■ Problem statement ■
Keep only those lines of the records that include the string "relative".

[Excerpts from a figure dataset]
________________________

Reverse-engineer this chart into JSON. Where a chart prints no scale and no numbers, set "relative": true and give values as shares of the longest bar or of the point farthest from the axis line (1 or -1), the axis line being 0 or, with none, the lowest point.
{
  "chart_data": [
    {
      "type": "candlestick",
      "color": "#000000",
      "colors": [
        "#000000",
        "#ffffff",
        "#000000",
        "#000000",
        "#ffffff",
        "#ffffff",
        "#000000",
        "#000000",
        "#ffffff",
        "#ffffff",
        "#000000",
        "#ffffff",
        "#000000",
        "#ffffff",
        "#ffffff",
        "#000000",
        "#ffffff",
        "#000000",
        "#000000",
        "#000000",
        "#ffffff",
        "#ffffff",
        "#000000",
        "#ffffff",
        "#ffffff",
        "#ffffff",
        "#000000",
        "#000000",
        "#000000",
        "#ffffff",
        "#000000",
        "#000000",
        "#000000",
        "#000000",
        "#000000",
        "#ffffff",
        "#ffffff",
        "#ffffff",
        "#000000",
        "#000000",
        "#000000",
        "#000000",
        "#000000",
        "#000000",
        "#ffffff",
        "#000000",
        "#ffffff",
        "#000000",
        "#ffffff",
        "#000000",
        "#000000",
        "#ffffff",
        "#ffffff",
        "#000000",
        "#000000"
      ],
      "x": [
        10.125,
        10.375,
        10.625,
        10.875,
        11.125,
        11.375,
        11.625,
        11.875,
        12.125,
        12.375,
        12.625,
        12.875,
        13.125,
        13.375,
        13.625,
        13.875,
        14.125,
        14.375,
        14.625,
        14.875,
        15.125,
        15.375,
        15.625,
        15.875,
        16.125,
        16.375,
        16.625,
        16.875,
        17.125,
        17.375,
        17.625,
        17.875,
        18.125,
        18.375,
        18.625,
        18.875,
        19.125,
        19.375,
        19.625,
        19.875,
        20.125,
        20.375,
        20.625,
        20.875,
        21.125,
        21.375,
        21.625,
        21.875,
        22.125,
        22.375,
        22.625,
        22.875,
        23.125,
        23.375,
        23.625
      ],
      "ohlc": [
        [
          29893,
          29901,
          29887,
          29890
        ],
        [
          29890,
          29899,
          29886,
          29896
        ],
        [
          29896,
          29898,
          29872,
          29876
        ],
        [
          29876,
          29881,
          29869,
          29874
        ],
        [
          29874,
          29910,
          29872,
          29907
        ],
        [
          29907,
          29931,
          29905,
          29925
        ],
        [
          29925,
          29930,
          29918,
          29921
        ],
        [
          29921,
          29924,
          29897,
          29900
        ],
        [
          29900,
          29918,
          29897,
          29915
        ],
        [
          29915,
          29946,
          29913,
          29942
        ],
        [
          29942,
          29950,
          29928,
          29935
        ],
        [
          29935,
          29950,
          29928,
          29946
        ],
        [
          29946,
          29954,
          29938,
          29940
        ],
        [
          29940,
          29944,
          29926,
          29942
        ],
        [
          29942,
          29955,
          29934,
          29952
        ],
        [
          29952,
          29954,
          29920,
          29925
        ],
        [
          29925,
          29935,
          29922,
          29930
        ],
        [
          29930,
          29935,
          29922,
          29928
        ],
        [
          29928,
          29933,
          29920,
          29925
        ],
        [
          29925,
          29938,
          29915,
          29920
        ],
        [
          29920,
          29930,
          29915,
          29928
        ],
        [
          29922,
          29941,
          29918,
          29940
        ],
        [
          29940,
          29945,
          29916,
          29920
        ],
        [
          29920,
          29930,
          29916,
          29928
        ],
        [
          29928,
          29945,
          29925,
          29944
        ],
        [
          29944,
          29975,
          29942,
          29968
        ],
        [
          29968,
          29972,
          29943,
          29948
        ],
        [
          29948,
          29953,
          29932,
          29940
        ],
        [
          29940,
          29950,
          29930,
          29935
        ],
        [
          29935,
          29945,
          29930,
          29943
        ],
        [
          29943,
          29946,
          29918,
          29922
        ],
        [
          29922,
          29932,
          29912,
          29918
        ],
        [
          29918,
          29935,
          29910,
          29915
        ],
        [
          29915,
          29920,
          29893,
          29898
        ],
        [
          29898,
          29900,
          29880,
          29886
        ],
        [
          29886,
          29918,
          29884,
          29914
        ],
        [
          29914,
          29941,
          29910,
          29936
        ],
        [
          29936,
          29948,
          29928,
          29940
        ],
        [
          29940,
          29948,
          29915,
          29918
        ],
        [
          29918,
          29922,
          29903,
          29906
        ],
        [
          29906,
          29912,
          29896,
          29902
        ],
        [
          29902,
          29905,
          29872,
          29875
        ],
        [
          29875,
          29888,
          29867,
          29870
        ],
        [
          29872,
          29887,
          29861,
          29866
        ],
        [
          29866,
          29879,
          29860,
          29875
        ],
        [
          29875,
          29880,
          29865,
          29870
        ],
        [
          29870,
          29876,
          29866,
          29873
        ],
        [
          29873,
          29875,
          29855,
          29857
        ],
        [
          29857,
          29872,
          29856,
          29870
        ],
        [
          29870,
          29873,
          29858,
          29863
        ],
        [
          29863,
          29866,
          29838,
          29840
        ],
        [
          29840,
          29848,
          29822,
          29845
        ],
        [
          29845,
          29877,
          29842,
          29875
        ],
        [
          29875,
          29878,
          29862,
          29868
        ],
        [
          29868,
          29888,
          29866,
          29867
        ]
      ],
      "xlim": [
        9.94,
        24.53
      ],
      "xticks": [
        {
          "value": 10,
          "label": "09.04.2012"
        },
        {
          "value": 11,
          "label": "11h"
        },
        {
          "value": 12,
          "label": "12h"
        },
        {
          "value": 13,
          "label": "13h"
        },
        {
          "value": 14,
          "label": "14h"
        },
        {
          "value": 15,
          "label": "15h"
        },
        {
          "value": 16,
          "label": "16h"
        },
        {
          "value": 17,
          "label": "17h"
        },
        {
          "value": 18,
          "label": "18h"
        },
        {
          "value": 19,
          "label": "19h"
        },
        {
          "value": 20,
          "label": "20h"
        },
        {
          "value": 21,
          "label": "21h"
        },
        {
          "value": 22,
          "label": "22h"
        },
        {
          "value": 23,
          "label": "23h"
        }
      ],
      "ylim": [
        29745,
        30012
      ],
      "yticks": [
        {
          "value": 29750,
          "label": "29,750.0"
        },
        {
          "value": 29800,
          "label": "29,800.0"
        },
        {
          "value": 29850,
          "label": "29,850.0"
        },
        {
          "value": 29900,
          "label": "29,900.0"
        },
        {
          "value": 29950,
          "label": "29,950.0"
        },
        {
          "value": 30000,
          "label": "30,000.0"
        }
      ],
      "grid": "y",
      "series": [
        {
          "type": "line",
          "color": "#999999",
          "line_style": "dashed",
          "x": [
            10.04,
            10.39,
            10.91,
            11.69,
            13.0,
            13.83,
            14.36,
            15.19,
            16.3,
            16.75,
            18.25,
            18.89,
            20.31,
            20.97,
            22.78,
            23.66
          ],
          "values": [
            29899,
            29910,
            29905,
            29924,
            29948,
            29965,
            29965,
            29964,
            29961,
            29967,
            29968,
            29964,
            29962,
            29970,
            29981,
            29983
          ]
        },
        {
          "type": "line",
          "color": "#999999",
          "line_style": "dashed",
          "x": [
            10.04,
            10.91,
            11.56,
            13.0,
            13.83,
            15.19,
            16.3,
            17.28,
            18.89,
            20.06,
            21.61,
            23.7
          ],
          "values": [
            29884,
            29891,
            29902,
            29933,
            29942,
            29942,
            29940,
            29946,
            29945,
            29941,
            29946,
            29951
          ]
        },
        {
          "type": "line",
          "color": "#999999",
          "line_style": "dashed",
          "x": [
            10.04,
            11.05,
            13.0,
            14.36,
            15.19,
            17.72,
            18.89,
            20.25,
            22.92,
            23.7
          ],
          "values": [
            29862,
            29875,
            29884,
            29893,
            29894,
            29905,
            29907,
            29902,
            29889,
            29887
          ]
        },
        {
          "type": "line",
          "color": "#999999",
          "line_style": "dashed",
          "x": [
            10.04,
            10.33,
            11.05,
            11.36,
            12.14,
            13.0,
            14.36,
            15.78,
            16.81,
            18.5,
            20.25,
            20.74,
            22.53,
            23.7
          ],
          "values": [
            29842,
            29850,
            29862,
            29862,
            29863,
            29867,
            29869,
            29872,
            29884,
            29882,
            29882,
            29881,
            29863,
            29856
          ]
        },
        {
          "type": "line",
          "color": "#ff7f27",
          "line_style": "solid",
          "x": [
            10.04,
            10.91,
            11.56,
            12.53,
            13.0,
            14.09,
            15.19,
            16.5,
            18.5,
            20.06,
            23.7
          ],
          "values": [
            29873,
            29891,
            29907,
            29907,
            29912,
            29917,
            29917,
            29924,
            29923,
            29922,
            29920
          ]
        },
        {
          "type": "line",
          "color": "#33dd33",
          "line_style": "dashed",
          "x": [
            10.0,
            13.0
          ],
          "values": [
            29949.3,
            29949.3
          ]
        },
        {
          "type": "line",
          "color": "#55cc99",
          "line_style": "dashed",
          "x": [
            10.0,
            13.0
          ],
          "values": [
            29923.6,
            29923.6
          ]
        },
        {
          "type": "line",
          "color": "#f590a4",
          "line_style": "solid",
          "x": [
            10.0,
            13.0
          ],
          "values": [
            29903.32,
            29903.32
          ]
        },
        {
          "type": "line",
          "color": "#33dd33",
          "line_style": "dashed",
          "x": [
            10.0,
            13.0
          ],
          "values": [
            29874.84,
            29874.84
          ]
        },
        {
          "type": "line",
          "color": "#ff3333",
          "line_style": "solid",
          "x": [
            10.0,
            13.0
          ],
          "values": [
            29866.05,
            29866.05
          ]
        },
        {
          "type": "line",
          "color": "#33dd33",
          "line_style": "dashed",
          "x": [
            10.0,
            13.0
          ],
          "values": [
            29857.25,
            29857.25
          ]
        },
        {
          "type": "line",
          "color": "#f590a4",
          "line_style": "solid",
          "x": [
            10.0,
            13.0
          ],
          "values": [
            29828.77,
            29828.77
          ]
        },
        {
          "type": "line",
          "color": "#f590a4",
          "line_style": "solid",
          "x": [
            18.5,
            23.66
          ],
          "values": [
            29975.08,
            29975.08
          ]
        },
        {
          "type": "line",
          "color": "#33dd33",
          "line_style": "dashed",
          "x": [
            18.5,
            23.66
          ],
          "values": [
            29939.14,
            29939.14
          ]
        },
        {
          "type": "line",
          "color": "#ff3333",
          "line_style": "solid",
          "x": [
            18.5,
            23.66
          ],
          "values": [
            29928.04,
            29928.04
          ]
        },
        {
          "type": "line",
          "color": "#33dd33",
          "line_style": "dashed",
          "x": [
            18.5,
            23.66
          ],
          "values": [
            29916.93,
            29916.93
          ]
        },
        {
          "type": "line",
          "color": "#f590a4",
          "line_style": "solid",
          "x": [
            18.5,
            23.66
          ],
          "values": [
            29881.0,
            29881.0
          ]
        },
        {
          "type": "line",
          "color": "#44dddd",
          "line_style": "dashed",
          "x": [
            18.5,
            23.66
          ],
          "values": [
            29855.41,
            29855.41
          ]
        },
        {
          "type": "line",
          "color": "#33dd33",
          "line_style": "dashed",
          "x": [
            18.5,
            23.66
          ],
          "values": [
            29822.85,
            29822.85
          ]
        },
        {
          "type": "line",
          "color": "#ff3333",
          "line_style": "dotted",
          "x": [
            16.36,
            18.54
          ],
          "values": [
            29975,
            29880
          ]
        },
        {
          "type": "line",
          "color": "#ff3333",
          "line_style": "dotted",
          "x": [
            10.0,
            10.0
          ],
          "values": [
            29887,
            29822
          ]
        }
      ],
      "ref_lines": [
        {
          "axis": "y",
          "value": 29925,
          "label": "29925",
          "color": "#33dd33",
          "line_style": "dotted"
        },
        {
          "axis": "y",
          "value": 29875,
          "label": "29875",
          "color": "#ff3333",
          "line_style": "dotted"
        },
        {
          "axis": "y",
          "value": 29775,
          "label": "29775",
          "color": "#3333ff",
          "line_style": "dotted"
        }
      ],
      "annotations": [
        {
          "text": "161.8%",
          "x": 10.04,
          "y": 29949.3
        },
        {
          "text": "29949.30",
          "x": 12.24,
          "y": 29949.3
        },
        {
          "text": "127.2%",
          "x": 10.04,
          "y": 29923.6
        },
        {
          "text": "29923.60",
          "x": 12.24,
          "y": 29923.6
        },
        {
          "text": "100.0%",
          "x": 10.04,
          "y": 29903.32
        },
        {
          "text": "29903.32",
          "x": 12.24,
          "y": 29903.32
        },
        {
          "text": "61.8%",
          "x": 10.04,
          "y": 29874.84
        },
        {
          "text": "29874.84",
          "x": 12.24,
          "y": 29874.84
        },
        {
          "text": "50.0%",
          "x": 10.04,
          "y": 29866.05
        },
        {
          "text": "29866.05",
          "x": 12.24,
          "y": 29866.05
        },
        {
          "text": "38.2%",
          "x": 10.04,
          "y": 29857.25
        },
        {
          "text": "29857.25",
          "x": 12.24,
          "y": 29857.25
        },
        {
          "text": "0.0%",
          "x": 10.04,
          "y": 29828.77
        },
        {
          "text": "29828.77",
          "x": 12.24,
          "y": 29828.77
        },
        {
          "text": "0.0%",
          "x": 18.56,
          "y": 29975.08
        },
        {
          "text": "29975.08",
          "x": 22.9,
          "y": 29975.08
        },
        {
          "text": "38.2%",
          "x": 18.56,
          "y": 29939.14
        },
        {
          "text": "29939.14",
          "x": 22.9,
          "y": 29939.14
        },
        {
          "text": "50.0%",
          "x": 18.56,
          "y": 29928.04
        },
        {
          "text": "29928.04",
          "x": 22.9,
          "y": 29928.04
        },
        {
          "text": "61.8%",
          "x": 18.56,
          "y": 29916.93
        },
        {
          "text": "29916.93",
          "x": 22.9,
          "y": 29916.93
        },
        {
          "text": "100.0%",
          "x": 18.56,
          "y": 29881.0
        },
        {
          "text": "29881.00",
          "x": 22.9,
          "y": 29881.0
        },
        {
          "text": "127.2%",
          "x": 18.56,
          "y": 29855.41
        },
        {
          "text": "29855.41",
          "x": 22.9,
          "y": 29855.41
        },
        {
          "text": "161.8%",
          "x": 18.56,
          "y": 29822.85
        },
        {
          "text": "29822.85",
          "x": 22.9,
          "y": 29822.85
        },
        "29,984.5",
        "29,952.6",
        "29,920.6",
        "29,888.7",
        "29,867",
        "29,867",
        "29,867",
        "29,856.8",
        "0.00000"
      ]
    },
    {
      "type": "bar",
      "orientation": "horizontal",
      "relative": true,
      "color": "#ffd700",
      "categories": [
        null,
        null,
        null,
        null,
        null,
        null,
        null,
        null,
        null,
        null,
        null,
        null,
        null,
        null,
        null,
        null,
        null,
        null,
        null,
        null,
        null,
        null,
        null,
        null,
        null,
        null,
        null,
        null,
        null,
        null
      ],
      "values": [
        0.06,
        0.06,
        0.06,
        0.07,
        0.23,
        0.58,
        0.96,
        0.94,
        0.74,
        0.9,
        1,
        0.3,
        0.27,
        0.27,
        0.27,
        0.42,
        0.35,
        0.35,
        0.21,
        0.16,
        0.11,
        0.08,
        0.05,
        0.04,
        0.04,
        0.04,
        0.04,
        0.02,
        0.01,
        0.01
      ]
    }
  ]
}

________________________

■ Exercise solution ■
Reverse-engineer this chart into JSON. Where a chart prints no scale and no numbers, set "relative": true and give values as shares of the longest bar or of the point farthest from the axis line (1 or -1), the axis line being 0 or, with none, the lowest point.
      "relative": true,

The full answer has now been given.